- [Exercise aim]: Copy every line from the material below that holds "trzy".

━━━━━━━━━━

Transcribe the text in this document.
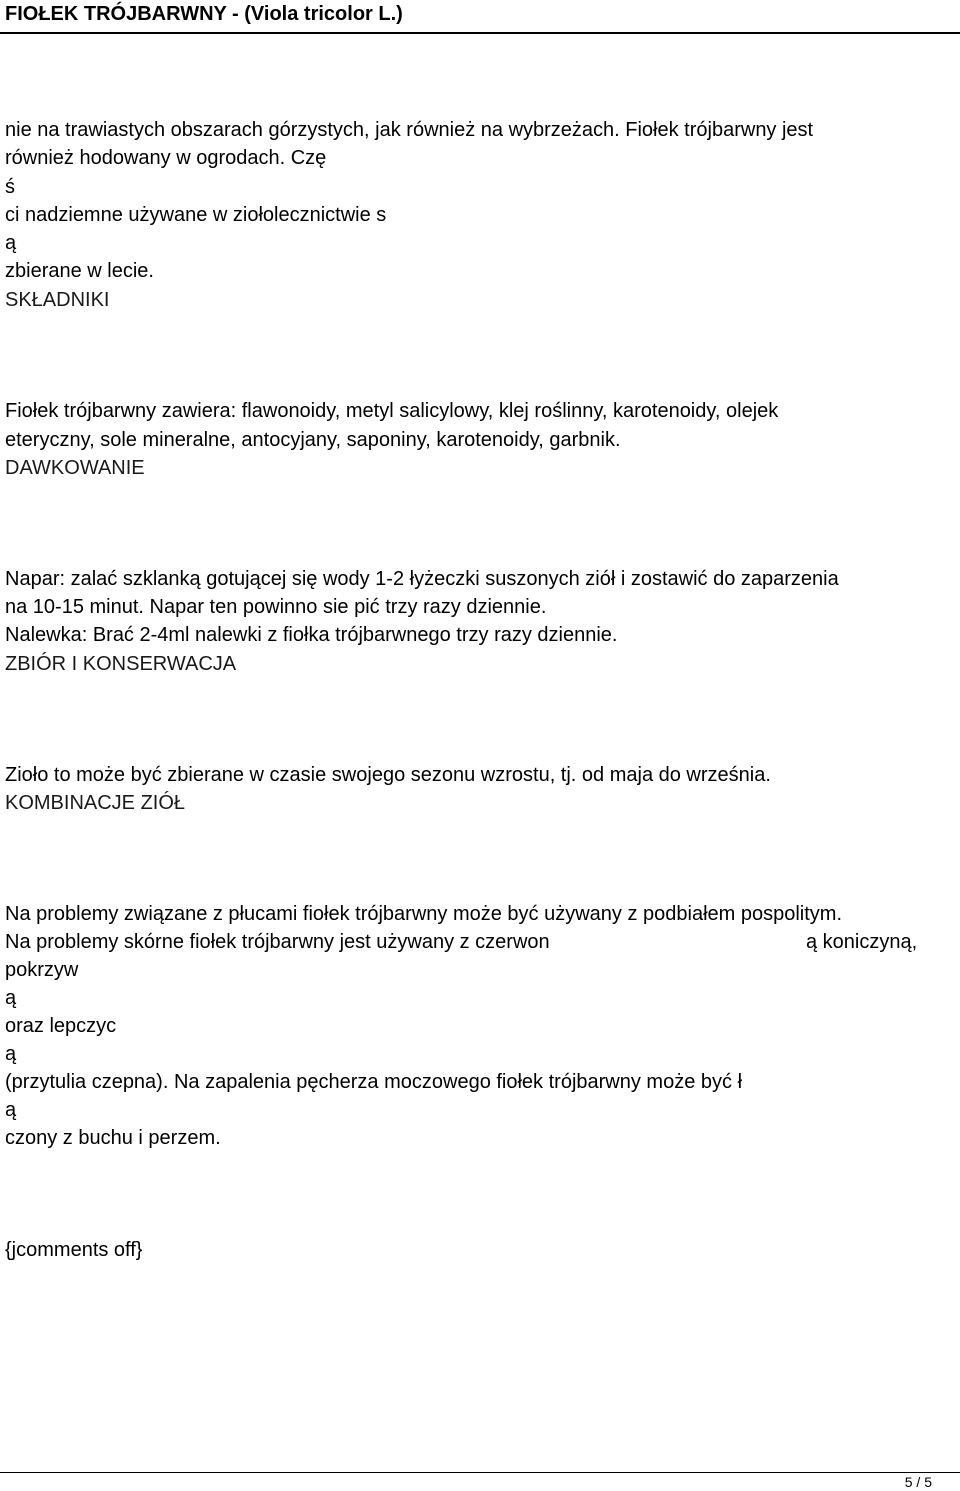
FIOŁEK TRÓJBARWNY - (Viola tricolor L.)
nie na trawiastych obszarach górzystych, jak również na wybrzeżach. Fiołek trójbarwny jest
również hodowany w ogrodach. Czę
ś
ci nadziemne używane w ziołolecznictwie s
ą
zbierane w lecie.
SKŁADNIKI
Fiołek trójbarwny zawiera: flawonoidy, metyl salicylowy, klej roślinny, karotenoidy, olejek
eteryczny, sole mineralne, antocyjany, saponiny, karotenoidy, garbnik.
DAWKOWANIE
Napar: zalać szklanką gotującej się wody 1-2 łyżeczki suszonych ziół i zostawić do zaparzenia
na 10-15 minut. Napar ten powinno sie pić trzy razy dziennie.
Nalewka: Brać 2-4ml nalewki z fiołka trójbarwnego trzy razy dziennie.
ZBIÓR I KONSERWACJA
Zioło to może być zbierane w czasie swojego sezonu wzrostu, tj. od maja do września.
KOMBINACJE ZIÓŁ
Na problemy związane z płucami fiołek trójbarwny może być używany z podbiałem pospolitym.
Na problemy skórne fiołek trójbarwny jest używany z czerwon	ą koniczyną,
pokrzyw
ą
oraz lepczyc
ą
(przytulia czepna). Na zapalenia pęcherza moczowego fiołek trójbarwny może być ł
ą
czony z buchu i perzem.
{jcomments off}
5 / 5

━━━━━━━━━━

- [Task response]:
na 10-15 minut. Napar ten powinno sie pić trzy razy dziennie.
Nalewka: Brać 2-4ml nalewki z fiołka trójbarwnego trzy razy dziennie.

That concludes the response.